→ **RECORD EXCERPTS**:
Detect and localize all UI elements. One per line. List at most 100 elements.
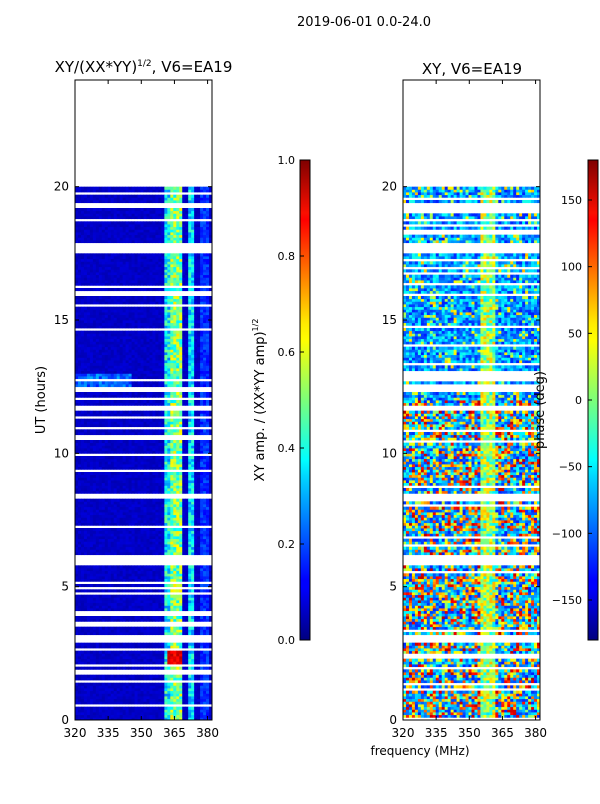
heatmap-cell [197,373,201,377]
heatmap-cell [98,392,103,396]
heatmap-cell [119,544,124,548]
heatmap-cell [89,373,94,377]
heatmap-cell [95,698,100,702]
heatmap-cell [149,410,153,414]
heatmap-cell [170,573,174,577]
heatmap-cell [95,552,100,556]
heatmap-cell [209,605,213,609]
heatmap-cell [125,602,130,606]
heatmap-cell [89,514,94,518]
heatmap-cell [92,690,97,694]
heatmap-cell [122,597,127,601]
heatmap-cell [122,344,127,348]
heatmap-cell [173,600,177,604]
heatmap-cell [188,394,192,398]
heatmap-cell [116,357,121,361]
heatmap-cell [176,357,180,361]
heatmap-cell [188,432,192,436]
heatmap-cell [173,413,177,417]
heatmap-cell [191,464,195,468]
heatmap-cell [128,530,132,534]
heatmap-cell [161,381,165,385]
heatmap-cell [77,456,82,460]
heatmap-cell [179,629,183,633]
heatmap-cell [113,685,118,689]
heatmap-cell [75,466,79,470]
heatmap-cell [107,368,112,372]
heatmap-cell [143,693,147,697]
heatmap-cell [164,360,168,364]
heatmap-cell [119,485,124,489]
heatmap-cell [155,565,159,569]
heatmap-cell [197,544,201,548]
heatmap-cell [75,445,79,449]
heatmap-cell [194,666,198,670]
heatmap-cell [158,682,162,686]
heatmap-cell [104,370,109,374]
heatmap-cell [167,477,171,481]
heatmap-cell [149,626,153,630]
heatmap-cell [131,512,135,516]
heatmap-cell [185,677,189,681]
heatmap-cell [75,629,79,633]
heatmap-cell [101,632,106,636]
heatmap-cell [83,520,88,524]
heatmap-cell [143,506,147,510]
heatmap-cell [146,714,150,718]
heatmap-cell [152,578,156,582]
heatmap-cell [206,352,210,356]
heatmap-cell [176,461,180,465]
heatmap-cell [197,568,201,572]
heatmap-cell [176,706,180,710]
heatmap-cell [83,584,88,588]
heatmap-cell [140,450,144,454]
heatmap-cell [75,464,79,468]
heatmap-cell [209,690,213,694]
heatmap-cell [194,418,198,422]
heatmap-cell [149,600,153,604]
heatmap-cell [173,514,177,518]
heatmap-cell [122,381,127,385]
heatmap-cell [176,656,180,660]
heatmap-cell [176,432,180,436]
heatmap-cell [80,698,85,702]
heatmap-cell [194,602,198,606]
heatmap-cell [170,520,174,524]
heatmap-cell [77,477,82,481]
heatmap-cell [203,717,207,721]
heatmap-cell [191,533,195,537]
heatmap-cell [200,424,204,428]
heatmap-cell [167,656,171,660]
heatmap-cell [176,568,180,572]
heatmap-cell [75,477,79,481]
heatmap-cell [116,362,121,366]
heatmap-cell [89,501,94,505]
heatmap-cell [170,629,174,633]
heatmap-cell [140,514,144,518]
heatmap-cell [80,410,85,414]
heatmap-cell [161,485,165,489]
heatmap-cell [86,357,91,361]
heatmap-cell [206,677,210,681]
heatmap-cell [194,504,198,508]
heatmap-cell [206,661,210,665]
heatmap-cell [140,568,144,572]
heatmap-cell [110,506,115,510]
heatmap-cell [143,464,147,468]
heatmap-cell [116,608,121,612]
heatmap-cell [209,653,213,657]
heatmap-cell [209,365,213,369]
heatmap-cell [107,528,112,532]
heatmap-cell [113,466,118,470]
heatmap-cell [146,632,150,636]
heatmap-cell [209,576,213,580]
heatmap-cell [197,536,201,540]
heatmap-cell [164,717,168,721]
heatmap-cell [191,354,195,358]
heatmap-cell [179,466,183,470]
heatmap-cell [101,424,106,428]
heatmap-cell [167,650,171,654]
heatmap-cell [104,501,109,505]
heatmap-cell [101,402,106,406]
heatmap-cell [107,544,112,548]
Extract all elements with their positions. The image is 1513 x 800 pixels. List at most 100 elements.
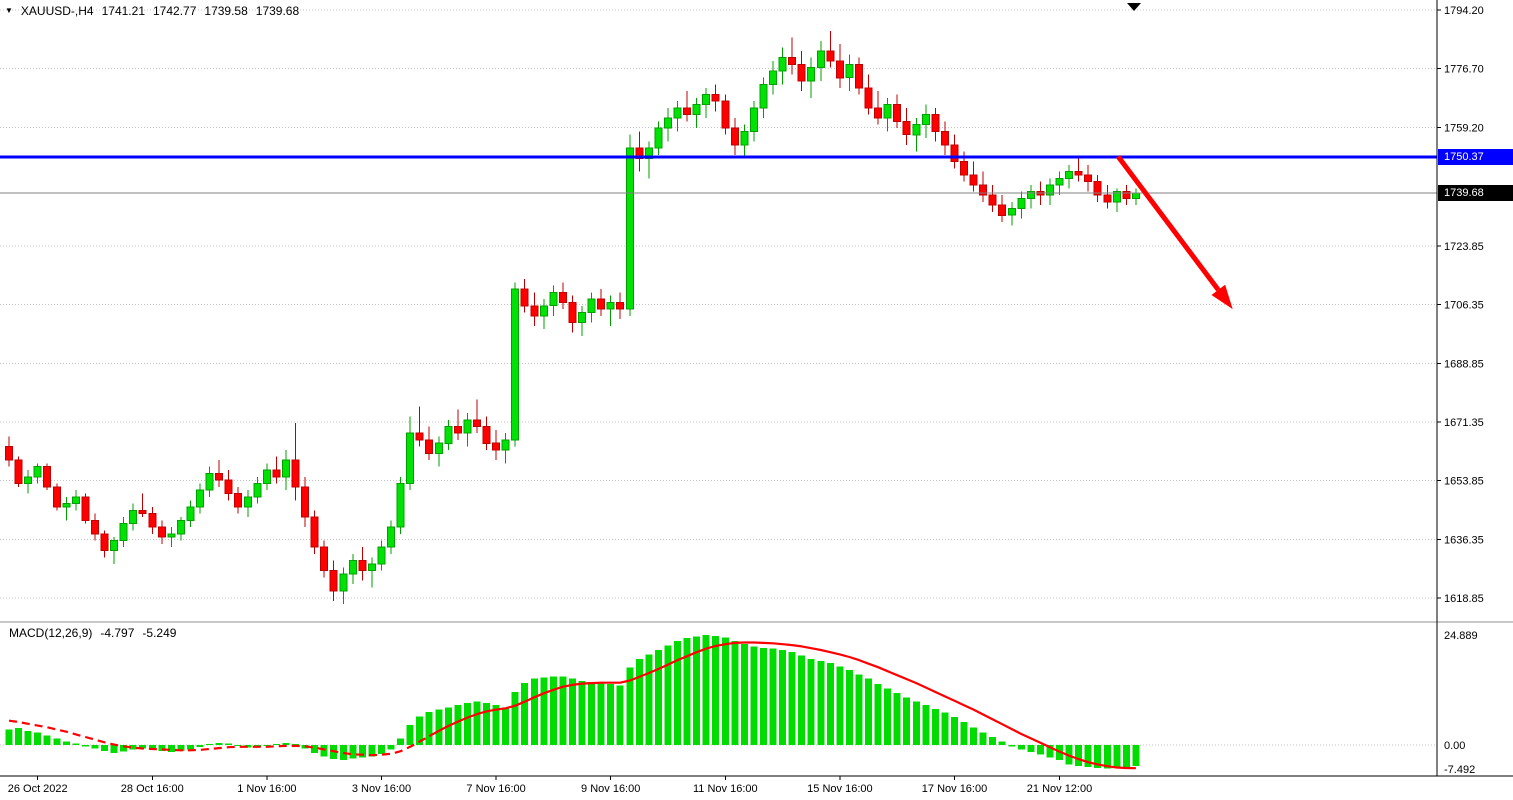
candle-body: [100, 533, 109, 552]
candle-body: [291, 459, 300, 488]
macd-bar: [683, 638, 691, 745]
candle-body: [62, 503, 71, 508]
macd-bar: [1075, 745, 1083, 767]
macd-bar: [43, 735, 51, 745]
macd-bar: [578, 680, 586, 745]
macd-readout: MACD(12,26,9) -4.797 -5.249: [9, 626, 176, 640]
price-tick-label: 1723.85: [1444, 241, 1484, 253]
macd-bar: [72, 743, 80, 745]
macd-bar: [989, 737, 997, 745]
candle-body: [940, 130, 949, 146]
price-tick-label: 1794.20: [1444, 5, 1484, 17]
time-tick-label: 9 Nov 16:00: [581, 783, 640, 795]
macd-bar: [196, 745, 204, 748]
candle-body: [406, 432, 415, 485]
macd-bar: [807, 658, 815, 745]
time-tick-label: 28 Oct 16:00: [121, 783, 184, 795]
close-value: 1739.68: [255, 4, 300, 18]
macd-bar: [1122, 745, 1130, 768]
macd-bar: [15, 728, 23, 745]
main-plot-area[interactable]: [0, 0, 1437, 622]
candle-body: [196, 489, 204, 508]
candle-body: [387, 526, 395, 548]
high-value: 1742.77: [153, 4, 197, 18]
macd-bar: [368, 745, 376, 757]
macd-tick-label: -7.492: [1444, 764, 1475, 776]
macd-bar: [320, 745, 328, 757]
symbol-marker-icon: ▼: [5, 6, 13, 15]
macd-bar: [416, 716, 424, 745]
macd-bar: [750, 646, 758, 745]
macd-bar: [206, 744, 214, 746]
candle-body: [110, 540, 119, 552]
macd-bar: [760, 647, 767, 745]
chart-shift-marker[interactable]: [1127, 3, 1141, 11]
macd-bar: [244, 745, 252, 748]
macd-bar: [836, 666, 844, 745]
macd-bar: [435, 709, 443, 745]
macd-bar: [903, 697, 911, 745]
price-tick-label: 1706.35: [1444, 300, 1484, 312]
macd-bar: [62, 741, 70, 745]
candle-body: [272, 469, 281, 478]
time-tick-label: 1 Nov 16:00: [237, 783, 296, 795]
macd-bar: [292, 744, 299, 746]
macd-tick-label: 0.00: [1444, 740, 1465, 752]
candle-body: [1103, 194, 1112, 203]
macd-bar: [712, 635, 720, 745]
macd-bar: [951, 717, 958, 745]
symbol-label: XAUUSD-,H4: [20, 4, 94, 18]
candle-body: [224, 479, 233, 495]
macd-bar: [626, 667, 634, 746]
candle-body: [740, 130, 749, 146]
candle-body: [902, 120, 911, 136]
candle-body: [807, 67, 816, 82]
candle-body: [568, 301, 577, 323]
macd-bar: [492, 705, 500, 745]
candle-body: [119, 523, 128, 542]
candle-body: [1131, 192, 1140, 200]
candles-layer[interactable]: [5, 30, 1140, 605]
time-tick-label: 3 Nov 16:00: [352, 783, 411, 795]
macd-bar: [912, 701, 920, 745]
candle-body: [434, 442, 443, 454]
candle-body: [558, 291, 567, 303]
candle-body: [921, 114, 930, 126]
macd-bar: [358, 745, 366, 758]
price-tick-label: 1759.20: [1444, 122, 1484, 134]
macd-bar: [110, 745, 118, 753]
macd-bar: [1094, 745, 1102, 768]
candle-body: [893, 104, 902, 122]
candle-body: [24, 476, 33, 484]
macd-bar: [1008, 745, 1016, 747]
candle-body: [969, 174, 978, 186]
candle-body: [883, 104, 892, 119]
trend-arrow[interactable]: [1116, 154, 1233, 310]
macd-bar: [378, 745, 385, 754]
macd-bar: [569, 678, 576, 745]
macd-bar: [234, 745, 242, 746]
macd-bar: [654, 650, 662, 745]
candle-body: [845, 63, 854, 79]
macd-bar: [616, 685, 624, 745]
candle-body: [797, 63, 806, 82]
candle-body: [186, 506, 195, 521]
macd-bar: [798, 655, 806, 745]
candle-body: [664, 117, 672, 129]
macd-bar: [1103, 745, 1111, 769]
candle-body: [1084, 174, 1093, 183]
price-badge-current: 1739.68: [1438, 184, 1513, 201]
macd-bar: [607, 684, 615, 745]
macd-bar: [5, 729, 13, 745]
macd-bar: [874, 684, 882, 745]
macd-bar: [1084, 745, 1092, 768]
price-tick-label: 1636.35: [1444, 534, 1484, 546]
macd-bar: [769, 648, 777, 745]
candle-body: [167, 533, 176, 538]
macd-bar: [674, 641, 681, 745]
candle-body: [835, 60, 844, 79]
candle-body: [1046, 184, 1054, 196]
time-axis[interactable]: 26 Oct 2022 28 Oct 16:00 1 Nov 16:00 3 Nov …: [8, 776, 1092, 795]
macd-histogram: [5, 635, 1140, 769]
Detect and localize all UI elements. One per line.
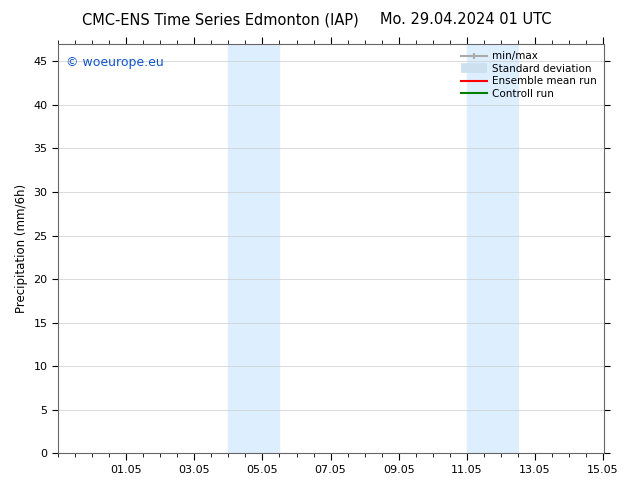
Bar [467, 44, 518, 453]
Bar [228, 44, 280, 453]
Text: Mo. 29.04.2024 01 UTC: Mo. 29.04.2024 01 UTC [380, 12, 552, 27]
Text: © woeurope.eu: © woeurope.eu [67, 56, 164, 69]
Y-axis label: Precipitation (mm/6h): Precipitation (mm/6h) [15, 184, 28, 313]
Text: CMC-ENS Time Series Edmonton (IAP): CMC-ENS Time Series Edmonton (IAP) [82, 12, 359, 27]
Legend: min/max, Standard deviation, Ensemble mean run, Controll run: min/max, Standard deviation, Ensemble me… [457, 47, 601, 103]
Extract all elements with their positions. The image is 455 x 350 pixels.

→ **DIRECTIONS**: Please reproduce the part of the rows that opens with the line containing "candle-body: [100, 533, 109, 552]" and closes with the line containing "candle-body: [1131, 192, 1140, 200]", swapping "candle-body" for "candlestick-body" everywhere it occurs and leaving everything else unchanged.

→ **EXERCISE OUTPUT**:
candlestick-body: [100, 533, 109, 552]
candlestick-body: [291, 459, 300, 488]
macd-bar: [683, 638, 691, 745]
candlestick-body: [62, 503, 71, 508]
macd-bar: [1075, 745, 1083, 767]
macd-bar: [43, 735, 51, 745]
macd-bar: [578, 680, 586, 745]
macd-readout: MACD(12,26,9) -4.797 -5.249: [9, 626, 176, 640]
price-tick-label: 1723.85: [1444, 241, 1484, 253]
macd-bar: [72, 743, 80, 745]
macd-bar: [989, 737, 997, 745]
candlestick-body: [940, 130, 949, 146]
price-tick-label: 1794.20: [1444, 5, 1484, 17]
time-tick-label: 9 Nov 16:00: [581, 783, 640, 795]
macd-bar: [196, 745, 204, 748]
candlestick-body: [406, 432, 415, 485]
macd-bar: [807, 658, 815, 745]
time-tick-label: 28 Oct 16:00: [121, 783, 184, 795]
close-value: 1739.68: [255, 4, 300, 18]
macd-bar: [1122, 745, 1130, 768]
macd-bar: [15, 728, 23, 745]
main-plot-area[interactable]: [0, 0, 1437, 622]
candlestick-body: [196, 489, 204, 508]
candlestick-body: [387, 526, 395, 548]
high-value: 1742.77: [153, 4, 197, 18]
macd-bar: [368, 745, 376, 757]
macd-tick-label: -7.492: [1444, 764, 1475, 776]
macd-bar: [320, 745, 328, 757]
symbol-marker-icon: ▼: [5, 6, 13, 15]
macd-bar: [416, 716, 424, 745]
macd-bar: [750, 646, 758, 745]
macd-bar: [206, 744, 214, 746]
candlestick-body: [110, 540, 119, 552]
macd-bar: [760, 647, 767, 745]
chart-shift-marker[interactable]: [1127, 3, 1141, 11]
macd-bar: [244, 745, 252, 748]
macd-bar: [836, 666, 844, 745]
macd-bar: [435, 709, 443, 745]
macd-bar: [903, 697, 911, 745]
price-tick-label: 1706.35: [1444, 300, 1484, 312]
macd-bar: [62, 741, 70, 745]
candlestick-body: [272, 469, 281, 478]
time-tick-label: 1 Nov 16:00: [237, 783, 296, 795]
macd-bar: [292, 744, 299, 746]
macd-tick-label: 0.00: [1444, 740, 1465, 752]
candlestick-body: [1103, 194, 1112, 203]
macd-bar: [712, 635, 720, 745]
macd-bar: [951, 717, 958, 745]
symbol-label: XAUUSD-,H4: [20, 4, 94, 18]
candlestick-body: [224, 479, 233, 495]
macd-bar: [626, 667, 634, 746]
candlestick-body: [740, 130, 749, 146]
candlestick-body: [902, 120, 911, 136]
candlestick-body: [807, 67, 816, 82]
candlestick-body: [568, 301, 577, 323]
macd-bar: [492, 705, 500, 745]
candlestick-body: [119, 523, 128, 542]
candlestick-body: [1131, 192, 1140, 200]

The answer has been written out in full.